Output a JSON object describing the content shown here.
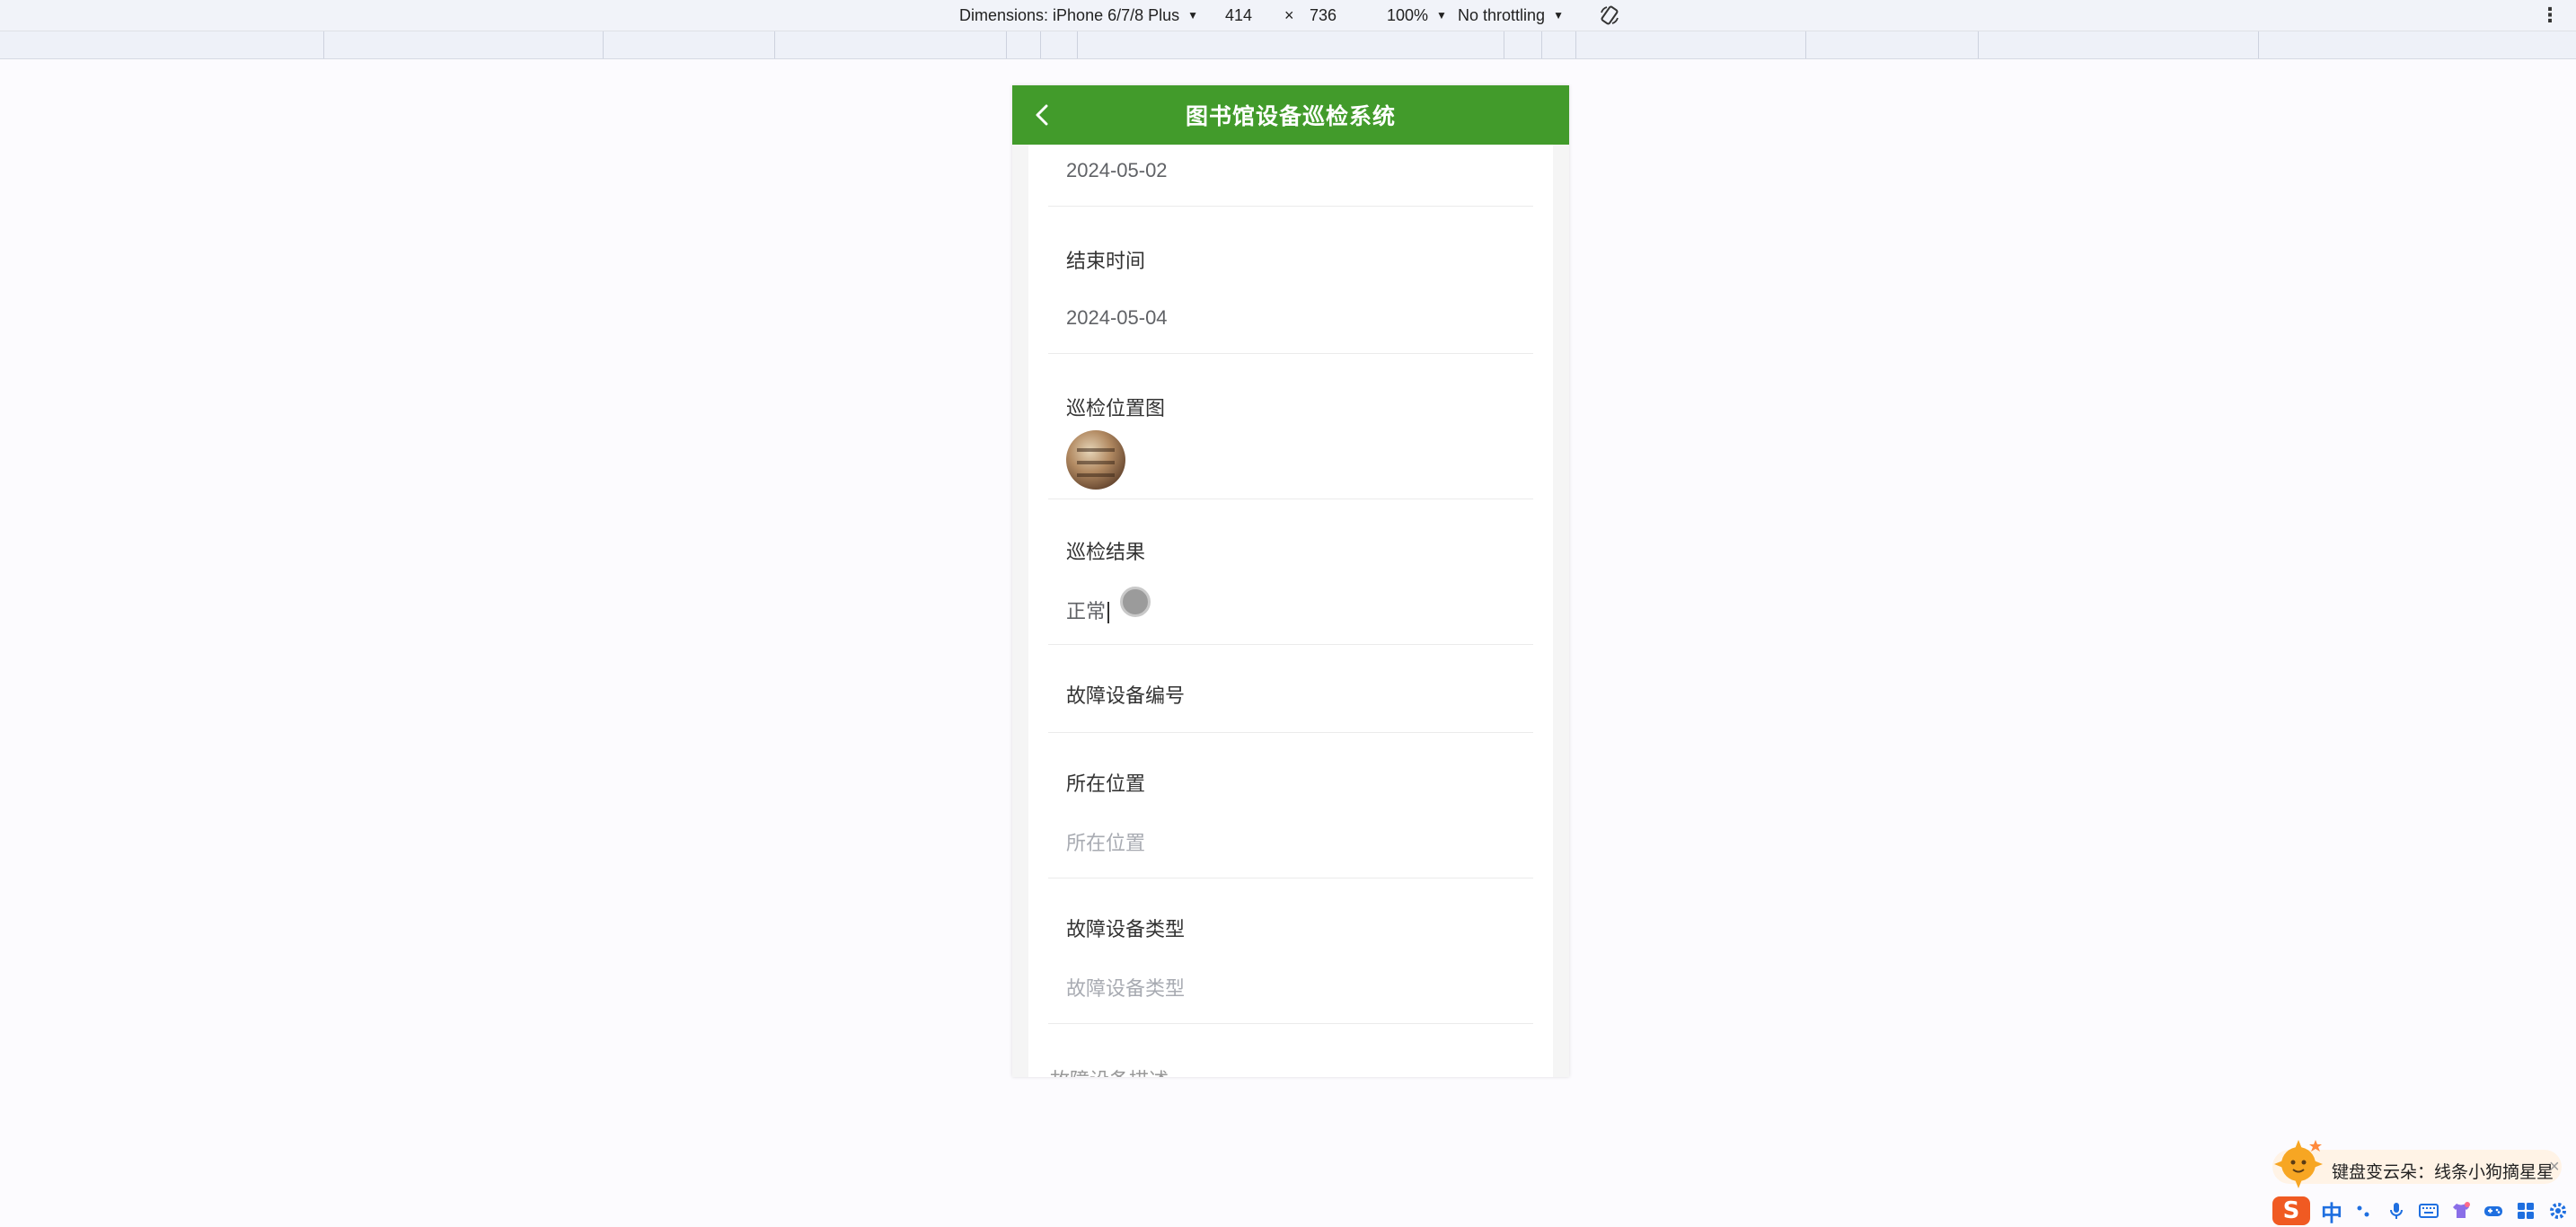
{
  "devtools": {
    "dimensions_label": "Dimensions: iPhone 6/7/8 Plus",
    "width_value": "414",
    "times": "×",
    "height_value": "736",
    "zoom": "100%",
    "throttling": "No throttling"
  },
  "app": {
    "title": "图书馆设备巡检系统",
    "accent_color": "#429b2b"
  },
  "form": {
    "start_date_value": "2024-05-02",
    "end_time": {
      "label": "结束时间",
      "value": "2024-05-04"
    },
    "location_image": {
      "label": "巡检位置图"
    },
    "result": {
      "label": "巡检结果",
      "value": "正常"
    },
    "fault_device_no": {
      "label": "故障设备编号"
    },
    "location": {
      "label": "所在位置",
      "placeholder": "所在位置"
    },
    "fault_device_type": {
      "label": "故障设备类型",
      "placeholder": "故障设备类型"
    },
    "next_label_partial": "故障设备描述"
  },
  "ime": {
    "tip": "键盘变云朵：线条小狗摘星星",
    "close": "×",
    "logo": "S",
    "mode": "中"
  }
}
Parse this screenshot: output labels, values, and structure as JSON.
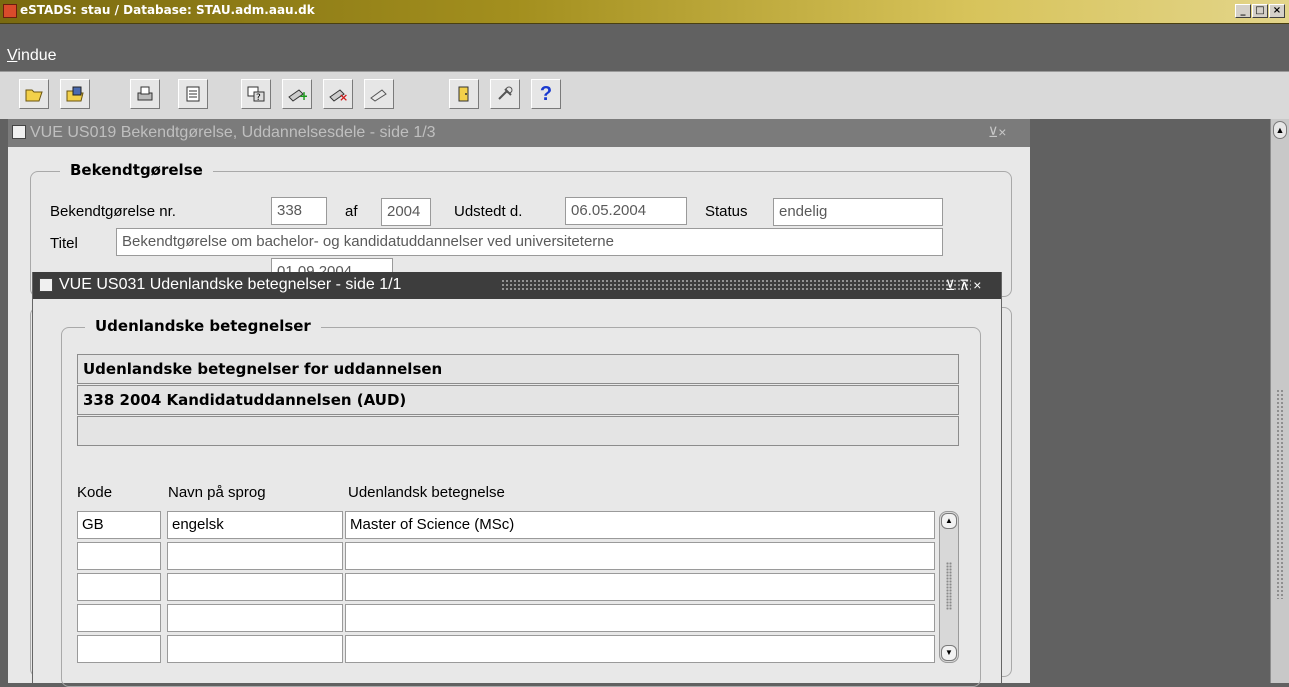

════

(What is expected)
Look over the records above and copy each line that includes the string "JSON".

(Worked solution)
Output a JSON object describing the content shown here.
Parse this screenshot: output labels, values, and structure as JSON.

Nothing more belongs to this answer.